◆ **How to complete this task**
Please list every company named in the BlackBerry passage below.

Only one long-discarded object taunts me from whichever dumpsite (or in whichever recycled guise) it now occupies. I so wish I had kept the BlackBerry Pearl that was issued to me by The Economist in 2007.
BlackBerry never achieved what vinyl did in music or Blu-ray did in film: a large enough cult of fans to withstand the march of tastes and invention. I number among the rare grievers at the wake. A few theories suggest why.
One concerns the lost pleasure of touch. The least vaunted of our senses is also the worst-served by the modern world. The wares of Apple and Samsung have tangible form, at least, as streamed entertainment and new forms of money don’t.
In its alienating elegance, though, the smartphone is the tactile equivalent of chamber pop or a certain kind of model-agency beauty. It washes over you. Those who follow these things were left cold this month as Apple showed off the next of its ever-decreasing circles of smartphone iteration. I felt that way about the previous dozen models. Give me the clunkiness, the lumpy-textured keyboard, the actuality of a BlackBerry.

◆ **Extracted material**

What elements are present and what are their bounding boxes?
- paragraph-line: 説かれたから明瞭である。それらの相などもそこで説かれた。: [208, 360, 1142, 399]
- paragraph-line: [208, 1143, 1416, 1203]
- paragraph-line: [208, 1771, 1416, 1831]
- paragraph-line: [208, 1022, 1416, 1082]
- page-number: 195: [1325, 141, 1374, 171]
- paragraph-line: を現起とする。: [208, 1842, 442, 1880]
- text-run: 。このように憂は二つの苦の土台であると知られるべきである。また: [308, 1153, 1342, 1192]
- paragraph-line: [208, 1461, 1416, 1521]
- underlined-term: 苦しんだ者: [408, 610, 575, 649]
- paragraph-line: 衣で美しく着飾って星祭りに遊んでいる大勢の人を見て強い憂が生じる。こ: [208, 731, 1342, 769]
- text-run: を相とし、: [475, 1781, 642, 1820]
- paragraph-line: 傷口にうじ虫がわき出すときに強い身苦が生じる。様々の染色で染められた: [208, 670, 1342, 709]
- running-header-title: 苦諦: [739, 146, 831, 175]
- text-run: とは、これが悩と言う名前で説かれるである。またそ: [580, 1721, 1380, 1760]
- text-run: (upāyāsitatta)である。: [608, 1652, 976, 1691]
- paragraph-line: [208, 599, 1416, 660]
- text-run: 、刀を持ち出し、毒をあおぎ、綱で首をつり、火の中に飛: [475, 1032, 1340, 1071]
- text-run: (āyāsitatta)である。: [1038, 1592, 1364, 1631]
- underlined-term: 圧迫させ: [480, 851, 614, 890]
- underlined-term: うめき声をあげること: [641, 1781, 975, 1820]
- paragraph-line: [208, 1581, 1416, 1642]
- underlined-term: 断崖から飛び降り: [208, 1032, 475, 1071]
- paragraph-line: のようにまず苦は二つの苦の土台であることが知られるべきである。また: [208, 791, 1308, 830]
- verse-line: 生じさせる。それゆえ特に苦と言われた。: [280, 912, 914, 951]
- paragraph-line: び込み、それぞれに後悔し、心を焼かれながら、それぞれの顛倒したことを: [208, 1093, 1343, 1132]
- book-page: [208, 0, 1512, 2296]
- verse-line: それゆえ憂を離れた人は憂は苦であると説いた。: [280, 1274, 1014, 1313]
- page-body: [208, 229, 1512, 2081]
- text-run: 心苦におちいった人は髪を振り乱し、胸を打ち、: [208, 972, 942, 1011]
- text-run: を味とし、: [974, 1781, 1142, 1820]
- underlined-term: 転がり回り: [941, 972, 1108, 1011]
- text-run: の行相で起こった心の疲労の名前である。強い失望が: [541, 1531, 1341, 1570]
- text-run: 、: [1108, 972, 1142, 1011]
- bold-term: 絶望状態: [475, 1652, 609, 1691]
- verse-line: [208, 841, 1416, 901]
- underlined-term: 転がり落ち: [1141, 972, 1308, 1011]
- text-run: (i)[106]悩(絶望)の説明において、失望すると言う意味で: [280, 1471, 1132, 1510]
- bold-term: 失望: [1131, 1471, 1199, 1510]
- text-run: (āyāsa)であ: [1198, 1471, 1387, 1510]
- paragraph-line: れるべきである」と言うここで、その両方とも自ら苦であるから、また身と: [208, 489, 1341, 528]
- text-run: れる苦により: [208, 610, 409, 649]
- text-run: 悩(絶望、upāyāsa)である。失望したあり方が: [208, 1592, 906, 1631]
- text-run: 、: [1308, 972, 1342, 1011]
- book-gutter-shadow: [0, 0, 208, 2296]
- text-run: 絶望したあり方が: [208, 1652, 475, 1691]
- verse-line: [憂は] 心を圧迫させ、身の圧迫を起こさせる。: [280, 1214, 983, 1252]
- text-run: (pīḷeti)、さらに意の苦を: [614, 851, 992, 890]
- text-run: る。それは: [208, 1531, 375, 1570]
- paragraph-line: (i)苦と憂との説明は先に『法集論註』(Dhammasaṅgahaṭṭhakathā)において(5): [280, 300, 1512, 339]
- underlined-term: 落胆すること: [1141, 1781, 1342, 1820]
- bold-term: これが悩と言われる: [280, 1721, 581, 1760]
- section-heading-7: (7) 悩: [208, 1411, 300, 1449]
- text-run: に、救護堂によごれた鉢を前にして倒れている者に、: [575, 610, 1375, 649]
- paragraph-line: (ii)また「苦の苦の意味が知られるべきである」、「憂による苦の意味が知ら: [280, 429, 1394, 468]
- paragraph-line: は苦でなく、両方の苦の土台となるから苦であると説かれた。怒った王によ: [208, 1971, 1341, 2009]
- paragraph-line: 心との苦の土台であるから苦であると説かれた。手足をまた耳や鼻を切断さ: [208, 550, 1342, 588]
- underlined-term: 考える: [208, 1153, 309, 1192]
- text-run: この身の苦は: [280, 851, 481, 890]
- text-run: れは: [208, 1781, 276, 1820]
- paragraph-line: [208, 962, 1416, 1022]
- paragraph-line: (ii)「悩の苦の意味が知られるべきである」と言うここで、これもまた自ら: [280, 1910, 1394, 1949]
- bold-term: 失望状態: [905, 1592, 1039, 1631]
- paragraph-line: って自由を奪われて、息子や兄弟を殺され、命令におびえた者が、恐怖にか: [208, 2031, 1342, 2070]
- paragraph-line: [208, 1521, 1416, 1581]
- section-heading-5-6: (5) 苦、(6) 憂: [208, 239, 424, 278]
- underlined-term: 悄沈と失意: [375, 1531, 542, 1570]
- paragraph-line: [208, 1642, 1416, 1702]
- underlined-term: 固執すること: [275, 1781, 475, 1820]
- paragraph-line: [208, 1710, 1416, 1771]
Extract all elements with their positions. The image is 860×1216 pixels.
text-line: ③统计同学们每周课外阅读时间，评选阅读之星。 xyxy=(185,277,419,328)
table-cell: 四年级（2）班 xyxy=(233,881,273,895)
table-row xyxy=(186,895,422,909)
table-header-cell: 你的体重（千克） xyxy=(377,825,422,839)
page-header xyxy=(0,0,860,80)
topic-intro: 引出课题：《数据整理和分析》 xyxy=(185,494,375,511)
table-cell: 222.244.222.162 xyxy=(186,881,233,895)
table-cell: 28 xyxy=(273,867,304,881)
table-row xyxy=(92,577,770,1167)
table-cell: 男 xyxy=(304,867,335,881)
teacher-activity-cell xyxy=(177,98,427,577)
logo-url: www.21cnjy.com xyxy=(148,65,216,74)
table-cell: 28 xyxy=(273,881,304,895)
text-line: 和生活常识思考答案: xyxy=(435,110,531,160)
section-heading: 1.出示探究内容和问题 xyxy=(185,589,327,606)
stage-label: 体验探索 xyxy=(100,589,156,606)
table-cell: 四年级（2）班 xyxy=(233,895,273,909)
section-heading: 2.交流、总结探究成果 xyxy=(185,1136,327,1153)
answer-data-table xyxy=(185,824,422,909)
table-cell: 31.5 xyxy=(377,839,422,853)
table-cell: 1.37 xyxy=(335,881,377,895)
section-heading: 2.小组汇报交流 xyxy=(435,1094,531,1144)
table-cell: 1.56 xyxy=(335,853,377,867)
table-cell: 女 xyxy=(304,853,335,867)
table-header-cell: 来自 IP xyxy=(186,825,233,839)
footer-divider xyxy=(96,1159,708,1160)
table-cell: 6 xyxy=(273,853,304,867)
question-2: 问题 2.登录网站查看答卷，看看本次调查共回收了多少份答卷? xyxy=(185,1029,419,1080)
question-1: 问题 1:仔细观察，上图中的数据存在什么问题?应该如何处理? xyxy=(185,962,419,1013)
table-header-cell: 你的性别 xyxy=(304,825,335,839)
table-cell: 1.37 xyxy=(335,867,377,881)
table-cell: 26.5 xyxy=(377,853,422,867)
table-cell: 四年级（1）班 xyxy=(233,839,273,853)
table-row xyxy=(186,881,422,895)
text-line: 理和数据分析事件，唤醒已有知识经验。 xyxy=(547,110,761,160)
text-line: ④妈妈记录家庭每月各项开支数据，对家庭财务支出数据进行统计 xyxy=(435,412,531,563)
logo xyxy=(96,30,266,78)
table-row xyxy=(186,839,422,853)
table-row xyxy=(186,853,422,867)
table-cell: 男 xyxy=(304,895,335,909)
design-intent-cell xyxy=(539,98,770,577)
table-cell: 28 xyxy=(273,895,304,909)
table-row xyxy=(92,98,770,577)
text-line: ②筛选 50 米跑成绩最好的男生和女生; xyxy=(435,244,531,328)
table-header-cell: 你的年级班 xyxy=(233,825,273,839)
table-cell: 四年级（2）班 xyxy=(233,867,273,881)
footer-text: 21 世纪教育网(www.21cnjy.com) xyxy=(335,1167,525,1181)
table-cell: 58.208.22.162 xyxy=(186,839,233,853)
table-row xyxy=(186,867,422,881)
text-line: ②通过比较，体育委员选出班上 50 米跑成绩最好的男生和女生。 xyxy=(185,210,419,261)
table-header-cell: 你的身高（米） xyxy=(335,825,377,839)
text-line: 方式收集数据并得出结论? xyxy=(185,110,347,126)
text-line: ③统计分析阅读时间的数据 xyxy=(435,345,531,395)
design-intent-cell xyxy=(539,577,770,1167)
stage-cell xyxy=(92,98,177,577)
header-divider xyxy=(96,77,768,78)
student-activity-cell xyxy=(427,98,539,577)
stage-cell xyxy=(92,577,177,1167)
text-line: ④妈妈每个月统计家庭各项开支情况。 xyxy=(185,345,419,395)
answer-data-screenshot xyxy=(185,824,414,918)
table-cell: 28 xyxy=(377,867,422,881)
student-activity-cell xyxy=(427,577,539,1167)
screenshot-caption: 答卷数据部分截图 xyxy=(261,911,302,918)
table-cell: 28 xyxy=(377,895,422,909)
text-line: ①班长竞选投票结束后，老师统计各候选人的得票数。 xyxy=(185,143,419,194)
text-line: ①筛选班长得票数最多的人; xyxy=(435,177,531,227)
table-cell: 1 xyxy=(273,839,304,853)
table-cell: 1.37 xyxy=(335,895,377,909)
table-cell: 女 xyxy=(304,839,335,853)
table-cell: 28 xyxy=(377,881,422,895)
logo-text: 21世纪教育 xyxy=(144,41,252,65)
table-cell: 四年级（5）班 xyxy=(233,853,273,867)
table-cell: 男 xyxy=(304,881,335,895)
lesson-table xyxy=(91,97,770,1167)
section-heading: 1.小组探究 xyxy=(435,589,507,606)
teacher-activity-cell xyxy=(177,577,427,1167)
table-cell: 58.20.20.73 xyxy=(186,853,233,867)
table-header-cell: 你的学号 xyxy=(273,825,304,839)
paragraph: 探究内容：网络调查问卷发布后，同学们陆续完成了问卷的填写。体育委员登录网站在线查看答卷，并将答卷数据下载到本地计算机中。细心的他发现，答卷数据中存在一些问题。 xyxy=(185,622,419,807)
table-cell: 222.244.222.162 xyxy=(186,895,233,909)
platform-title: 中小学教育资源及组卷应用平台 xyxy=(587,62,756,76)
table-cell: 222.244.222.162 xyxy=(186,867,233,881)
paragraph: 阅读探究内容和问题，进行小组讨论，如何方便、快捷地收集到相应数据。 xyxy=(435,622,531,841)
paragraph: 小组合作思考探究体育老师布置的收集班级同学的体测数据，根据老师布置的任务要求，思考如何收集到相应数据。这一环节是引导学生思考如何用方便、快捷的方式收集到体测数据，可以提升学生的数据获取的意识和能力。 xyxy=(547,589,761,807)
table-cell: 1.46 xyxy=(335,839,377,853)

◆ **Solution below**
The Economist, BlackBerry, Apple, Samsung